• _Aim of the exercise_:
Write out all of the entries exactly as given.

• _Data extract_:
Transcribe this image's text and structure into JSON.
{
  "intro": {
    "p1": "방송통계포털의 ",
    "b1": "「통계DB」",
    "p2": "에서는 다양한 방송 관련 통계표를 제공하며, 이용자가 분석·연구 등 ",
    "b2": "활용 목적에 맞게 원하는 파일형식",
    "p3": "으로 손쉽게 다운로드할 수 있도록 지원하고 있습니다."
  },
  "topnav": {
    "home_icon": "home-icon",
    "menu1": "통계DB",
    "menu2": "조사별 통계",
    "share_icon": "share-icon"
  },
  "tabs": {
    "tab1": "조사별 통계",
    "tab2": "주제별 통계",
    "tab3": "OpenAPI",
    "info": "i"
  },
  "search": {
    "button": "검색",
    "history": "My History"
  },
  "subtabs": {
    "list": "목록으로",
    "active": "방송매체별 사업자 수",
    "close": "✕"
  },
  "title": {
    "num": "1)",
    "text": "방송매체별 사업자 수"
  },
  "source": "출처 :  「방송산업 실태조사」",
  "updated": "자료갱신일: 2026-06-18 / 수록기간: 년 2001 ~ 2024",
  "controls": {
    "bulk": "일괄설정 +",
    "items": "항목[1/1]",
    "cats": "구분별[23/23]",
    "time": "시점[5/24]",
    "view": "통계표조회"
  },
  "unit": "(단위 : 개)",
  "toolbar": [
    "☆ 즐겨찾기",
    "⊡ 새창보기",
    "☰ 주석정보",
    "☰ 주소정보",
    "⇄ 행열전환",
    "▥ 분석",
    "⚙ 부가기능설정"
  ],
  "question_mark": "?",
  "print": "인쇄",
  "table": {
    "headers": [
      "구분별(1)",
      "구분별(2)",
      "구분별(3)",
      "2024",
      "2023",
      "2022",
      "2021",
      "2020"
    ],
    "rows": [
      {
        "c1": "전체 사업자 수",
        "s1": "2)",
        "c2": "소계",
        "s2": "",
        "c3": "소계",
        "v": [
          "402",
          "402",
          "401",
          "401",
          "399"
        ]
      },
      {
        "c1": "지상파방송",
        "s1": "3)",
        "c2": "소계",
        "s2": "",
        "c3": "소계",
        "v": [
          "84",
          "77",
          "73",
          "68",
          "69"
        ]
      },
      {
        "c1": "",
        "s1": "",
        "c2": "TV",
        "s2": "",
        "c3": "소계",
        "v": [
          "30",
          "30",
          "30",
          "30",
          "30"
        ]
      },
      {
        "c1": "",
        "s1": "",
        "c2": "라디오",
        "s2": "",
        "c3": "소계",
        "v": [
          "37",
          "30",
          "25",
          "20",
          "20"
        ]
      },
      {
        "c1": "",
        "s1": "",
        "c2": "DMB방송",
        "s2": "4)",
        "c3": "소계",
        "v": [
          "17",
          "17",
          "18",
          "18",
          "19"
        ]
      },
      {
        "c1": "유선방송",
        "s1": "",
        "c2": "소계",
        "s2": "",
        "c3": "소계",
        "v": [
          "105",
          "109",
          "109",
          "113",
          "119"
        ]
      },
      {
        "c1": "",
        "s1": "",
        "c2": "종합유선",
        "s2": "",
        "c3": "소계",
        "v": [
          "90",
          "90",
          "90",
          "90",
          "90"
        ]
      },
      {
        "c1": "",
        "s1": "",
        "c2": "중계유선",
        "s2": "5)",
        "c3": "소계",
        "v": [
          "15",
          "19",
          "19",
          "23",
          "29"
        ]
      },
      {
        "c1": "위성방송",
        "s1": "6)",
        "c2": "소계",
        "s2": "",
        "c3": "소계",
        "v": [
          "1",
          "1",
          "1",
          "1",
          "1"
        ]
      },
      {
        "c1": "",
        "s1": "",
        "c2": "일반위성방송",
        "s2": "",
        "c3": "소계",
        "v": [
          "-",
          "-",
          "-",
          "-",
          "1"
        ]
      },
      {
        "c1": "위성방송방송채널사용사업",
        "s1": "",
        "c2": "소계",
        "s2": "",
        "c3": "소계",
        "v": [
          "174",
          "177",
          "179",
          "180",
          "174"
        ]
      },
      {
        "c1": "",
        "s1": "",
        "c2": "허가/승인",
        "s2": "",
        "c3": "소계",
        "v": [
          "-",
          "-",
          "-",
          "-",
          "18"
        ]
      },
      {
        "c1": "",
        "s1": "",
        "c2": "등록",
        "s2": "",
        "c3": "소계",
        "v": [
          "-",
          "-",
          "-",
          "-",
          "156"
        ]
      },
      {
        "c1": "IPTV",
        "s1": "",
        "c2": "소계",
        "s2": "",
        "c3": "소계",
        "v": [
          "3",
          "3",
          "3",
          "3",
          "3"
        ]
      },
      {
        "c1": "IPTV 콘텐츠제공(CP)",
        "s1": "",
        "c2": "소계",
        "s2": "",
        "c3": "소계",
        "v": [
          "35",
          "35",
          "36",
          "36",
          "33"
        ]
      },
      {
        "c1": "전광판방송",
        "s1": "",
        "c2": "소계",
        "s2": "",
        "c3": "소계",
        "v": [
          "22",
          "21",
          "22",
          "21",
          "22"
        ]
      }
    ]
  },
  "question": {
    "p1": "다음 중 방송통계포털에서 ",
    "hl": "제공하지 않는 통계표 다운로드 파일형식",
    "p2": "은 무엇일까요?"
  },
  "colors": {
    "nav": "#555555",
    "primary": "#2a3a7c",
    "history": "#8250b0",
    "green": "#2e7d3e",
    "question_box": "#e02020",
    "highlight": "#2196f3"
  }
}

• _Reply_:
Transcribe this image's text and structure into JSON.
{
  "intro": {
    "p1": "방송통계포털의 ",
    "b1": "「통계DB」",
    "p2": "에서는 다양한 방송 관련 통계표를 제공하며, 이용자가 분석·연구 등 ",
    "b2": "활용 목적에 맞게 원하는 파일형식",
    "p3": "으로 손쉽게 다운로드할 수 있도록 지원하고 있습니다."
  },
  "topnav": {
    "home_icon": "home-icon",
    "menu1": "통계DB",
    "menu2": "조사별 통계",
    "share_icon": "share-icon"
  },
  "tabs": {
    "tab1": "조사별 통계",
    "tab2": "주제별 통계",
    "tab3": "OpenAPI",
    "info": "i"
  },
  "search": {
    "button": "검색",
    "history": "My History"
  },
  "subtabs": {
    "list": "목록으로",
    "active": "방송매체별 사업자 수",
    "close": "✕"
  },
  "title": {
    "num": "1)",
    "text": "방송매체별 사업자 수"
  },
  "source": "출처 :  「방송산업 실태조사」",
  "updated": "자료갱신일: 2026-06-18 / 수록기간: 년 2001 ~ 2024",
  "controls": {
    "bulk": "일괄설정 +",
    "items": "항목[1/1]",
    "cats": "구분별[23/23]",
    "time": "시점[5/24]",
    "view": "통계표조회"
  },
  "unit": "(단위 : 개)",
  "toolbar": [
    "☆ 즐겨찾기",
    "⊡ 새창보기",
    "☰ 주석정보",
    "☰ 주소정보",
    "⇄ 행열전환",
    "▥ 분석",
    "⚙ 부가기능설정"
  ],
  "question_mark": "?",
  "print": "인쇄",
  "table": {
    "headers": [
      "구분별(1)",
      "구분별(2)",
      "구분별(3)",
      "2024",
      "2023",
      "2022",
      "2021",
      "2020"
    ],
    "rows": [
      {
        "c1": "전체 사업자 수",
        "s1": "2)",
        "c2": "소계",
        "s2": "",
        "c3": "소계",
        "v": [
          "402",
          "402",
          "401",
          "401",
          "399"
        ]
      },
      {
        "c1": "지상파방송",
        "s1": "3)",
        "c2": "소계",
        "s2": "",
        "c3": "소계",
        "v": [
          "84",
          "77",
          "73",
          "68",
          "69"
        ]
      },
      {
        "c1": "",
        "s1": "",
        "c2": "TV",
        "s2": "",
        "c3": "소계",
        "v": [
          "30",
          "30",
          "30",
          "30",
          "30"
        ]
      },
      {
        "c1": "",
        "s1": "",
        "c2": "라디오",
        "s2": "",
        "c3": "소계",
        "v": [
          "37",
          "30",
          "25",
          "20",
          "20"
        ]
      },
      {
        "c1": "",
        "s1": "",
        "c2": "DMB방송",
        "s2": "4)",
        "c3": "소계",
        "v": [
          "17",
          "17",
          "18",
          "18",
          "19"
        ]
      },
      {
        "c1": "유선방송",
        "s1": "",
        "c2": "소계",
        "s2": "",
        "c3": "소계",
        "v": [
          "105",
          "109",
          "109",
          "113",
          "119"
        ]
      },
      {
        "c1": "",
        "s1": "",
        "c2": "종합유선",
        "s2": "",
        "c3": "소계",
        "v": [
          "90",
          "90",
          "90",
          "90",
          "90"
        ]
      },
      {
        "c1": "",
        "s1": "",
        "c2": "중계유선",
        "s2": "5)",
        "c3": "소계",
        "v": [
          "15",
          "19",
          "19",
          "23",
          "29"
        ]
      },
      {
        "c1": "위성방송",
        "s1": "6)",
        "c2": "소계",
        "s2": "",
        "c3": "소계",
        "v": [
          "1",
          "1",
          "1",
          "1",
          "1"
        ]
      },
      {
        "c1": "",
        "s1": "",
        "c2": "일반위성방송",
        "s2": "",
        "c3": "소계",
        "v": [
          "-",
          "-",
          "-",
          "-",
          "1"
        ]
      },
      {
        "c1": "위성방송방송채널사용사업",
        "s1": "",
        "c2": "소계",
        "s2": "",
        "c3": "소계",
        "v": [
          "174",
          "177",
          "179",
          "180",
          "174"
        ]
      },
      {
        "c1": "",
        "s1": "",
        "c2": "허가/승인",
        "s2": "",
        "c3": "소계",
        "v": [
          "-",
          "-",
          "-",
          "-",
          "18"
        ]
      },
      {
        "c1": "",
        "s1": "",
        "c2": "등록",
        "s2": "",
        "c3": "소계",
        "v": [
          "-",
          "-",
          "-",
          "-",
          "156"
        ]
      },
      {
        "c1": "IPTV",
        "s1": "",
        "c2": "소계",
        "s2": "",
        "c3": "소계",
        "v": [
          "3",
          "3",
          "3",
          "3",
          "3"
        ]
      },
      {
        "c1": "IPTV 콘텐츠제공(CP)",
        "s1": "",
        "c2": "소계",
        "s2": "",
        "c3": "소계",
        "v": [
          "35",
          "35",
          "36",
          "36",
          "33"
        ]
      },
      {
        "c1": "전광판방송",
        "s1": "",
        "c2": "소계",
        "s2": "",
        "c3": "소계",
        "v": [
          "22",
          "21",
          "22",
          "21",
          "22"
        ]
      }
    ]
  },
  "question": {
    "p1": "다음 중 방송통계포털에서 ",
    "hl": "제공하지 않는 통계표 다운로드 파일형식",
    "p2": "은 무엇일까요?"
  },
  "colors": {
    "nav": "#555555",
    "primary": "#2a3a7c",
    "history": "#8250b0",
    "green": "#2e7d3e",
    "question_box": "#e02020",
    "highlight": "#2196f3"
  }
}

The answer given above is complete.